Copy every line of the data that includes the string "color".

════════════════════

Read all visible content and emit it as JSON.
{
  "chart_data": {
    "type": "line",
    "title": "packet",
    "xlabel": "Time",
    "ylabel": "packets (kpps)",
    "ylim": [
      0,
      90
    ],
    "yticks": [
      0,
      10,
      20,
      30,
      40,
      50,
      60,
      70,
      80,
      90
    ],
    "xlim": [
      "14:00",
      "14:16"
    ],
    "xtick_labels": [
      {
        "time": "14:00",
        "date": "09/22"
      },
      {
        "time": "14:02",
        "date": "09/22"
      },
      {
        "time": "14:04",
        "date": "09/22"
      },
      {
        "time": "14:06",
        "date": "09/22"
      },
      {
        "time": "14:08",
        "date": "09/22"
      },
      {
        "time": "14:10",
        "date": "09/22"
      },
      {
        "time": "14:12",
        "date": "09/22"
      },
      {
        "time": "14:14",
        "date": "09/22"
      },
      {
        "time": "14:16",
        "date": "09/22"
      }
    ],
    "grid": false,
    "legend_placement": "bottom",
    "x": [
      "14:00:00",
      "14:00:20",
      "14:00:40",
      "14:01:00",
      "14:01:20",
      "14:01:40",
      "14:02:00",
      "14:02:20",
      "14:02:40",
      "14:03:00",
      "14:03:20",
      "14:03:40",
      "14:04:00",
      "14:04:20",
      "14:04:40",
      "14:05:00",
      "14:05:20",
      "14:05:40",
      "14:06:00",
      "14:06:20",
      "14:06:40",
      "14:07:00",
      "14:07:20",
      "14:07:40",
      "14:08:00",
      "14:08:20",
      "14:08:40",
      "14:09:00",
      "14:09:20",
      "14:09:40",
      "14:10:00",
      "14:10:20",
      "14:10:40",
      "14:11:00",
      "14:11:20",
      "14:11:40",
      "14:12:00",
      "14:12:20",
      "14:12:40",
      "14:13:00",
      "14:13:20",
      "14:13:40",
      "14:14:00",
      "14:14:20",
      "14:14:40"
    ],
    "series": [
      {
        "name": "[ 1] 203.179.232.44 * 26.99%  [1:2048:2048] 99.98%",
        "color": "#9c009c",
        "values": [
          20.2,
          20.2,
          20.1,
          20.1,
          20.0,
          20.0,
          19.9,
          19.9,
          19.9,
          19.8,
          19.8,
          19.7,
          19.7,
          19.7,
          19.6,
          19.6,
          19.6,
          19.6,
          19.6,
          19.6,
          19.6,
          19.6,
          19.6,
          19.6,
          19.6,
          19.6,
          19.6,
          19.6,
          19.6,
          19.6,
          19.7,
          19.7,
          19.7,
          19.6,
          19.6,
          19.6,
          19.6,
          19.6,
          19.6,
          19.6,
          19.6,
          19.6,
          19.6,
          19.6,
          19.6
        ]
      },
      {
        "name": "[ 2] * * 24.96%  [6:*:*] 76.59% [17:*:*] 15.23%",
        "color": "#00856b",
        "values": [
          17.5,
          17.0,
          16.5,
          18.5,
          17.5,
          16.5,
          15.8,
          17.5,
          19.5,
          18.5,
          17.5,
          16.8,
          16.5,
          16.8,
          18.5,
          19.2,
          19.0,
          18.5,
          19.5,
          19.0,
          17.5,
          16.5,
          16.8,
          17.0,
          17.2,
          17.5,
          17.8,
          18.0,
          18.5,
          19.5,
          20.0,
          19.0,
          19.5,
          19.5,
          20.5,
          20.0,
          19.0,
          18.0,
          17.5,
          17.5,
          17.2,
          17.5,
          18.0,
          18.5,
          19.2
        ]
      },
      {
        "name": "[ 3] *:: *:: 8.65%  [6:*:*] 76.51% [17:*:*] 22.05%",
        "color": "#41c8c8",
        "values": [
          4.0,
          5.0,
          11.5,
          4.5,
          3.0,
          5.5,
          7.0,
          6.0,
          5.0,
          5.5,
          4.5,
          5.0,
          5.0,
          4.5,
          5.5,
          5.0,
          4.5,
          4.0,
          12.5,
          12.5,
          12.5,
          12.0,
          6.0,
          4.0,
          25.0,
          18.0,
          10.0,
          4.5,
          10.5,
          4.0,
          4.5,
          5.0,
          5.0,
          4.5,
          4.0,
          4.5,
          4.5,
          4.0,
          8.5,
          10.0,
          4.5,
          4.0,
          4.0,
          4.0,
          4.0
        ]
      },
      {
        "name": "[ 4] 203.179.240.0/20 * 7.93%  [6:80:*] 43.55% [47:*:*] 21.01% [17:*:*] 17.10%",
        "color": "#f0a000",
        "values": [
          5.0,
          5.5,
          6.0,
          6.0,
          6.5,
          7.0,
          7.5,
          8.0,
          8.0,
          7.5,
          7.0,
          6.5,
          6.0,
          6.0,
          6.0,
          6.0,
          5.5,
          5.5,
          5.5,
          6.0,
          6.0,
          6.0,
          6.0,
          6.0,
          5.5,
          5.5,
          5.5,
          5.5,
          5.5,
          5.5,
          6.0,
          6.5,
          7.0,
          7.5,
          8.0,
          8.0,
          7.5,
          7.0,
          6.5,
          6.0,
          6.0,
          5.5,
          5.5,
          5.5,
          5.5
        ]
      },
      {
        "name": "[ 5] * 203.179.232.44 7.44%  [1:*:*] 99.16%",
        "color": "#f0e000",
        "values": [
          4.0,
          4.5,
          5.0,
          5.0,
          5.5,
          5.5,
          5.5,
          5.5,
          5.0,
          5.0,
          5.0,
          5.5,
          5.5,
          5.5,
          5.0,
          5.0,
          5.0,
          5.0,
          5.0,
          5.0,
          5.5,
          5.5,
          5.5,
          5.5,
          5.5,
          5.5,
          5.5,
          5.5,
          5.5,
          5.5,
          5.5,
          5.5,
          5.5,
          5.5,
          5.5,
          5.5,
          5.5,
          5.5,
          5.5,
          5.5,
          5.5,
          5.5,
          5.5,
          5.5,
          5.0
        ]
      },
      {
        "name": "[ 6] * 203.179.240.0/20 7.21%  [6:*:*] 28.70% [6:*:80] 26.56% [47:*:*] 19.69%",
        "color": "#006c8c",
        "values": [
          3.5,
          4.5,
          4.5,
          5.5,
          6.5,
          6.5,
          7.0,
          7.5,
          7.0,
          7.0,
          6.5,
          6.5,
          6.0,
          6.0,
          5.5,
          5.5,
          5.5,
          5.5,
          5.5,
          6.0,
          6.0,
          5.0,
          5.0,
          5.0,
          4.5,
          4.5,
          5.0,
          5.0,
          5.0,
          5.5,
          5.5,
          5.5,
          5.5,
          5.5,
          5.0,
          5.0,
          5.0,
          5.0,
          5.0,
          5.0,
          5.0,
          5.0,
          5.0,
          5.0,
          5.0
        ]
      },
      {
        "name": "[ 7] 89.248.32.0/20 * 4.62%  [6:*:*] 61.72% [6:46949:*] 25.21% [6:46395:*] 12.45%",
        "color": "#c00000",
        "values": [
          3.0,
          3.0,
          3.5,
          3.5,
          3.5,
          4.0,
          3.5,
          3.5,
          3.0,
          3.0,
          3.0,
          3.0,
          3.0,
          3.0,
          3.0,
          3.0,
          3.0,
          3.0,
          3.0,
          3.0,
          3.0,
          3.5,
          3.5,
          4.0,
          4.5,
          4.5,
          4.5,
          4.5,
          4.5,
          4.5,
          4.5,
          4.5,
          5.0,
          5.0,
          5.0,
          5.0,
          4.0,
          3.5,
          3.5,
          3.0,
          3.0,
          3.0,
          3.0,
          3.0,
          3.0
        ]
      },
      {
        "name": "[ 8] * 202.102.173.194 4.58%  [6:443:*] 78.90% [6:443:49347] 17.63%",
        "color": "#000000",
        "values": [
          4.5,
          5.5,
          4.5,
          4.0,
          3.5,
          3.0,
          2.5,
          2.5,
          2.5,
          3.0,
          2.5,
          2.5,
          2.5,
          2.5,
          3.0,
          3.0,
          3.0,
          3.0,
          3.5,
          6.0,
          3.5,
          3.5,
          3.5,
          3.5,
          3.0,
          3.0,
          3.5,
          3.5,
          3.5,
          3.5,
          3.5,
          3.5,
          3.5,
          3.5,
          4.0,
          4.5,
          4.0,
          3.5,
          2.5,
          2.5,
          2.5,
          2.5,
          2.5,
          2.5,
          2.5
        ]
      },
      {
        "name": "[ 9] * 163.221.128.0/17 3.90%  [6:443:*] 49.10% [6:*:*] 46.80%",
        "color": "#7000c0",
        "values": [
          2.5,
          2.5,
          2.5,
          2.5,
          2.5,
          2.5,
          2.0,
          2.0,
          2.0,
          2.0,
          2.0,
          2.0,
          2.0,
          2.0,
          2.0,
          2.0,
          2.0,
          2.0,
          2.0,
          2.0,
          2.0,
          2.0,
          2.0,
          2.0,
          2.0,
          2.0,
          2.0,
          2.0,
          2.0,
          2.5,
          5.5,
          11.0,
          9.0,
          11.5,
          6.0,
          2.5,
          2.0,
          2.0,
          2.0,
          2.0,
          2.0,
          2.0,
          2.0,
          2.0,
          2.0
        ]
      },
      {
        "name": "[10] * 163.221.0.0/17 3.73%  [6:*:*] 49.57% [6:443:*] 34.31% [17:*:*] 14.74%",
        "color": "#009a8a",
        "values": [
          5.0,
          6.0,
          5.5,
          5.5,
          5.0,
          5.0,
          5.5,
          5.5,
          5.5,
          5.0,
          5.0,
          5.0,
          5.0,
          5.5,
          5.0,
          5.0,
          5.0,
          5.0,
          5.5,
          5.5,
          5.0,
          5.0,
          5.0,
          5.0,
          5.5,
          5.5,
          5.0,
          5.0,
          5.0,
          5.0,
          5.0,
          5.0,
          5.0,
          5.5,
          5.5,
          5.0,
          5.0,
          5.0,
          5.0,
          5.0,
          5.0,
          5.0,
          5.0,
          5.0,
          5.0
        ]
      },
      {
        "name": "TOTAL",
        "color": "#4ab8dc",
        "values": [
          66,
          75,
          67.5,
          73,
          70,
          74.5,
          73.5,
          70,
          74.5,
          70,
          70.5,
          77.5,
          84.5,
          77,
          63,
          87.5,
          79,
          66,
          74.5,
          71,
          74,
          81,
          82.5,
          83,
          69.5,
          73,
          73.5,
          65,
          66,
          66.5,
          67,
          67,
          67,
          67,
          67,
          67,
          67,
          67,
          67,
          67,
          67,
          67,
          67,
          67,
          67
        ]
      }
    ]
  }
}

════════════════════

● Task output
        "color": "#9c009c",
        "color": "#00856b",
        "color": "#41c8c8",
        "color": "#f0a000",
        "color": "#f0e000",
        "color": "#006c8c",
        "color": "#c00000",
        "color": "#000000",
        "color": "#7000c0",
        "color": "#009a8a",
        "color": "#4ab8dc",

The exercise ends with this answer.